§ INSTRUÇÃO DADA
Disponha em uma tabela Markdown, com as colunas Nº e Texto, as linhas que começam na que contém "Patent image size: (995, 1296)." e seguem até a que contém "The in-game advertisements", incluindo as duas e deixando de fora as linhas em branco. Na coluna Nº, numere cada linha em sequência.

§ Entradas da coleção

..............................

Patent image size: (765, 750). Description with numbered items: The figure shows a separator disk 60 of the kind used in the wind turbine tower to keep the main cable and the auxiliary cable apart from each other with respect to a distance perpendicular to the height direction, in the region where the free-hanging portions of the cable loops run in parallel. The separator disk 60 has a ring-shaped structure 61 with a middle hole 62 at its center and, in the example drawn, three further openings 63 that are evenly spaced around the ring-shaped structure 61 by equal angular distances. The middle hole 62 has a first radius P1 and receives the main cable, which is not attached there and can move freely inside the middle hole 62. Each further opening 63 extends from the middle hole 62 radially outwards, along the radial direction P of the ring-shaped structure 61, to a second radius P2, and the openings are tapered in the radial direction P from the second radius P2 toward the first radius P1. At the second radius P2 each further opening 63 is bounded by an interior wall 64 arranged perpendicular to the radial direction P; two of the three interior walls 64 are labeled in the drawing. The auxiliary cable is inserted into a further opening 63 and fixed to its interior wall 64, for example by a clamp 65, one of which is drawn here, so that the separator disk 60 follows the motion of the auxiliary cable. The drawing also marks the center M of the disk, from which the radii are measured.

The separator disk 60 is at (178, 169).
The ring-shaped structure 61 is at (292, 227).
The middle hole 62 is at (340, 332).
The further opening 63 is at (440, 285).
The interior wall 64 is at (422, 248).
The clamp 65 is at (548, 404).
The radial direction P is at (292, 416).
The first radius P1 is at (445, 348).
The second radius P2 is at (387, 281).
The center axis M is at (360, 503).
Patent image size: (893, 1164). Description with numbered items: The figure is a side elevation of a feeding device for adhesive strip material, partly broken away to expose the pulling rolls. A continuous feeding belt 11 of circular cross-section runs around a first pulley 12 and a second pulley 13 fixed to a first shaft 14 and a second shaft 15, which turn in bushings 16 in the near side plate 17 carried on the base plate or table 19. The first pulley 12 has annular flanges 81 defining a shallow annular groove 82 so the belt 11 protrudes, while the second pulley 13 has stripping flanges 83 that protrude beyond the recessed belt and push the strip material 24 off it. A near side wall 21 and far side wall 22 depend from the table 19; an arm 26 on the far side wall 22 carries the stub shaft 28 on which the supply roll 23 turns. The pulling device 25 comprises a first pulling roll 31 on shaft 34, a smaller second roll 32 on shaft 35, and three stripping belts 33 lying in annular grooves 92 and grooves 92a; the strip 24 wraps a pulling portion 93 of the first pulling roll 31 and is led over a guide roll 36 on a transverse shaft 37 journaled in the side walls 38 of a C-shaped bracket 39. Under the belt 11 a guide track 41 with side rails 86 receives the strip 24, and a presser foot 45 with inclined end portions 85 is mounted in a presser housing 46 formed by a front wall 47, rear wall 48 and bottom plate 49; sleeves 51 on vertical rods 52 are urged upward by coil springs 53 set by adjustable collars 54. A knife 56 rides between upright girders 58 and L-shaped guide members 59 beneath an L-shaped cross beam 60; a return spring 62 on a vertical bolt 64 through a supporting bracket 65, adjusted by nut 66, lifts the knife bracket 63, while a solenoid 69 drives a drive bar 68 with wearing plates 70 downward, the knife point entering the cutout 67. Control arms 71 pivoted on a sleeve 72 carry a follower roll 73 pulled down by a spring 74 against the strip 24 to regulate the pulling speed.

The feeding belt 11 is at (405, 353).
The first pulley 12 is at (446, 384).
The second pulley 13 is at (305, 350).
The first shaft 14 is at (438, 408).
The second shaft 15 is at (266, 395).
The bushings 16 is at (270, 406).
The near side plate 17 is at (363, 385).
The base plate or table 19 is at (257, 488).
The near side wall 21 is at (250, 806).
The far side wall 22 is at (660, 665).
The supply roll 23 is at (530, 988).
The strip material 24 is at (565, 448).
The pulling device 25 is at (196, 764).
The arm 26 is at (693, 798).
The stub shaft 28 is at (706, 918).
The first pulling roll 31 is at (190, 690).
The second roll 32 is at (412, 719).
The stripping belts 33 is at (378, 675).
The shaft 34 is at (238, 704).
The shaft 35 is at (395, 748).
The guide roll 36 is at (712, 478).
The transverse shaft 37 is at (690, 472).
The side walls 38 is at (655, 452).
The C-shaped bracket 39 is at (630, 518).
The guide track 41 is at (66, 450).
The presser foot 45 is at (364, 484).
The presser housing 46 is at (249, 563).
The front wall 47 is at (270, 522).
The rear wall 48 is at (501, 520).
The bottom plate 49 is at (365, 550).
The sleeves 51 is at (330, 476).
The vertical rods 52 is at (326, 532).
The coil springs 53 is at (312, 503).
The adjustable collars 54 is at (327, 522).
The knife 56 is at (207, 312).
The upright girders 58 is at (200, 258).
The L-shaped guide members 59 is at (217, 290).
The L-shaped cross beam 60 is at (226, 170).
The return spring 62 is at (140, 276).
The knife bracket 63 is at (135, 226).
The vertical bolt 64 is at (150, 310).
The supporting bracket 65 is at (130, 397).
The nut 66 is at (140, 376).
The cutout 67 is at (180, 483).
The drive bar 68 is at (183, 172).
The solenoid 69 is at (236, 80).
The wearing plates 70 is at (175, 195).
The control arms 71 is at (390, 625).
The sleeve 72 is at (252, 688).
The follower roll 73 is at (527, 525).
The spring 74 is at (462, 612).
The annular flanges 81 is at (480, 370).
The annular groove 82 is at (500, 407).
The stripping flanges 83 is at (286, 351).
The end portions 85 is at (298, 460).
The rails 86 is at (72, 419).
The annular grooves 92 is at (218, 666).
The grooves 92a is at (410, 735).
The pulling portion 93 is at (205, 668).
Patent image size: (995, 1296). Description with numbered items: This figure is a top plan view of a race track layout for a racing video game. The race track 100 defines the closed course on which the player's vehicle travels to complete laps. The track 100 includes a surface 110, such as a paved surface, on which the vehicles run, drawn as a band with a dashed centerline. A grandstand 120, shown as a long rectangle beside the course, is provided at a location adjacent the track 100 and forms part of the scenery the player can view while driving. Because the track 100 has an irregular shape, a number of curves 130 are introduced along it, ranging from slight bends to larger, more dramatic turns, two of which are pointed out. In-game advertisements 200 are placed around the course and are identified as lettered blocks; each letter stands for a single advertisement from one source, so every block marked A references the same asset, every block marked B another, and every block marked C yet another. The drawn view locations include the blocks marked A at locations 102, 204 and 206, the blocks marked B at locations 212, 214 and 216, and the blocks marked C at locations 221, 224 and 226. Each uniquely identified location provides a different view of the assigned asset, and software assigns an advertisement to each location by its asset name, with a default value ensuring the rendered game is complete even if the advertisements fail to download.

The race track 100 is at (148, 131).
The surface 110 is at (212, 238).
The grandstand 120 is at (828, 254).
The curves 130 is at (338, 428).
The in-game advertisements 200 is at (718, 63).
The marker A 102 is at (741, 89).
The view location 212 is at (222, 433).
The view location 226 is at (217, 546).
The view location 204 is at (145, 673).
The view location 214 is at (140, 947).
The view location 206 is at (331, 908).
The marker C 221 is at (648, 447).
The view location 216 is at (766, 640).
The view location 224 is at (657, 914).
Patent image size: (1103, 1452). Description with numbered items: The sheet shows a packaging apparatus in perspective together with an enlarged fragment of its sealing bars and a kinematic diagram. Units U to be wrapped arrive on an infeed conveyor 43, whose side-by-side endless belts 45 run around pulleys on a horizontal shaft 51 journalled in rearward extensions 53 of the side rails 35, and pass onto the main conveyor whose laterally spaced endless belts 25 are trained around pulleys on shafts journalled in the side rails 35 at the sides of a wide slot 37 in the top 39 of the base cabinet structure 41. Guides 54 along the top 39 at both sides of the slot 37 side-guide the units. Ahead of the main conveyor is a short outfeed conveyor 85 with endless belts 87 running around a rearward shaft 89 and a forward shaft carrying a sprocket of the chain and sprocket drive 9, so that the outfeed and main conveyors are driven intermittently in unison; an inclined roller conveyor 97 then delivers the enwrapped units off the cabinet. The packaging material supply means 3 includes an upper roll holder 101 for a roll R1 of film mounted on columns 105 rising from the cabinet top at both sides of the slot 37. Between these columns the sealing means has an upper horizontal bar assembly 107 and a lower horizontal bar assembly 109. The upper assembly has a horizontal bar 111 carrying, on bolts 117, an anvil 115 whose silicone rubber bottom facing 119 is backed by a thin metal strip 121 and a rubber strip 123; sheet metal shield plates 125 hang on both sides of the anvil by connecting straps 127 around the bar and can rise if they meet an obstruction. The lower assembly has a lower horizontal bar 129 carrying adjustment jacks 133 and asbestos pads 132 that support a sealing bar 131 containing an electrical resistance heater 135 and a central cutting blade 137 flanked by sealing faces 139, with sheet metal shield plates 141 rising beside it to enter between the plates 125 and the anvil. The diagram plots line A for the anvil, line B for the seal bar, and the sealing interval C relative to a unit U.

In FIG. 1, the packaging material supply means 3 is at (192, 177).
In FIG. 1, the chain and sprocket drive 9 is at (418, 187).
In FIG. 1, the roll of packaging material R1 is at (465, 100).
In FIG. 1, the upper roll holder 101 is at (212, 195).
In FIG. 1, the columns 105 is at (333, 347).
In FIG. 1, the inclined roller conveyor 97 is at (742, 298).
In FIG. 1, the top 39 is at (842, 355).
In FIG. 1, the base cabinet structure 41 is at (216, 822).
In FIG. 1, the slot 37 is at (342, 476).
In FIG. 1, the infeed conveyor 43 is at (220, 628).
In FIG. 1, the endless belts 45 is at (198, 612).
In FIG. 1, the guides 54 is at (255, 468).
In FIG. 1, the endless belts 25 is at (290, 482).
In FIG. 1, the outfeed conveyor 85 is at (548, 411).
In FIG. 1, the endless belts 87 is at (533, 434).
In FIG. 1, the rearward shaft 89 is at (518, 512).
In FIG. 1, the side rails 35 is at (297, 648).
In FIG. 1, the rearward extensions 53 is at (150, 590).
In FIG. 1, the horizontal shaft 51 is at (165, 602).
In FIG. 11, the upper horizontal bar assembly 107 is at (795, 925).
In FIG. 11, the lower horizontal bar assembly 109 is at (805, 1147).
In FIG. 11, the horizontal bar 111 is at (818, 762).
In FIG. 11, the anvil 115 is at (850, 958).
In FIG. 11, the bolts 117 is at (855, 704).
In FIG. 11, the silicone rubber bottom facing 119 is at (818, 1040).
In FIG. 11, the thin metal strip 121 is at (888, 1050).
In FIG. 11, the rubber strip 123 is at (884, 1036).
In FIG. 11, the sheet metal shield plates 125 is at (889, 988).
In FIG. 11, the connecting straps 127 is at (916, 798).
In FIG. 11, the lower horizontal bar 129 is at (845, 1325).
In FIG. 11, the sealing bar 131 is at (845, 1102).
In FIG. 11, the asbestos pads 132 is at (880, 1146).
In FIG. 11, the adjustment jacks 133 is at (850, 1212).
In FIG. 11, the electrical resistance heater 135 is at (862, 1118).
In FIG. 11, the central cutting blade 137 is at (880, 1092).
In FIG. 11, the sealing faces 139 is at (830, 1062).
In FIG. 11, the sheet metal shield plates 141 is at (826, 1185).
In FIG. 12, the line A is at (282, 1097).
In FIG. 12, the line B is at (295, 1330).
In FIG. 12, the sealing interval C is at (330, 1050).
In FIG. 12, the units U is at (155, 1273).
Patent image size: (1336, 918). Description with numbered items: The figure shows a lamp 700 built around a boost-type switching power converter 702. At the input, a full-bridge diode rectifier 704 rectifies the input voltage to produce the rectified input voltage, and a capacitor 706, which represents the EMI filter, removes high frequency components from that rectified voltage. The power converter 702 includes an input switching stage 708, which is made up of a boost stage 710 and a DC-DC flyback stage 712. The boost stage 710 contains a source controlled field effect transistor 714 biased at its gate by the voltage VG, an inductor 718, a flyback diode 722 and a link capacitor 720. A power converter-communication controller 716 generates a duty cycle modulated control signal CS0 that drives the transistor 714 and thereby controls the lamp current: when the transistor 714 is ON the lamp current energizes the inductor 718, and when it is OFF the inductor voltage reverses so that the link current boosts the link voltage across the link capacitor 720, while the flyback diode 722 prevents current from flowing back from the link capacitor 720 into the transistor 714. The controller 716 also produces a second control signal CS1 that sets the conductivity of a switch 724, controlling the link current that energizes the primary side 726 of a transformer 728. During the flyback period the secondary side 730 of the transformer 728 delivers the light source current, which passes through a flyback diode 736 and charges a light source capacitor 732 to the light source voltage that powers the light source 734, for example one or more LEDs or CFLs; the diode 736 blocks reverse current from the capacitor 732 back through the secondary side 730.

..............................

§ RESPOSTA DA TAREFA
| Nº | Texto |
|---|---|
| 1 | Patent image size: (995, 1296). Description with numbered items: This figure is a top plan view of a race track layout for a racing video game. The race track 100 defines the closed course on which the player's vehicle travels to complete laps. The track 100 includes a surface 110, such as a paved surface, on which the vehicles run, drawn as a band with a dashed centerline. A grandstand 120, shown as a long rectangle beside the course, is provided at a location adjacent the track 100 and forms part of the scenery the player can view while driving. Because the track 100 has an irregular shape, a number of curves 130 are introduced along it, ranging from slight bends to larger, more dramatic turns, two of which are pointed out. In-game advertisements 200 are placed around the course and are identified as lettered blocks; each letter stands for a single advertisement from one source, so every block marked A references the same asset, every block marked B another, and every block marked C yet another. The drawn view locations include the blocks marked A at locations 102, 204 and 206, the blocks marked B at locations 212, 214 and 216, and the blocks marked C at locations 221, 224 and 226. Each uniquely identified location provides a different view of the assigned asset, and software assigns an advertisement to each location by its asset name, with a default value ensuring the rendered game is complete even if the advertisements fail to download. |
| 2 | The race track 100 is at (148, 131). |
| 3 | The surface 110 is at (212, 238). |
| 4 | The grandstand 120 is at (828, 254). |
| 5 | The curves 130 is at (338, 428). |
| 6 | The in-game advertisements 200 is at (718, 63). |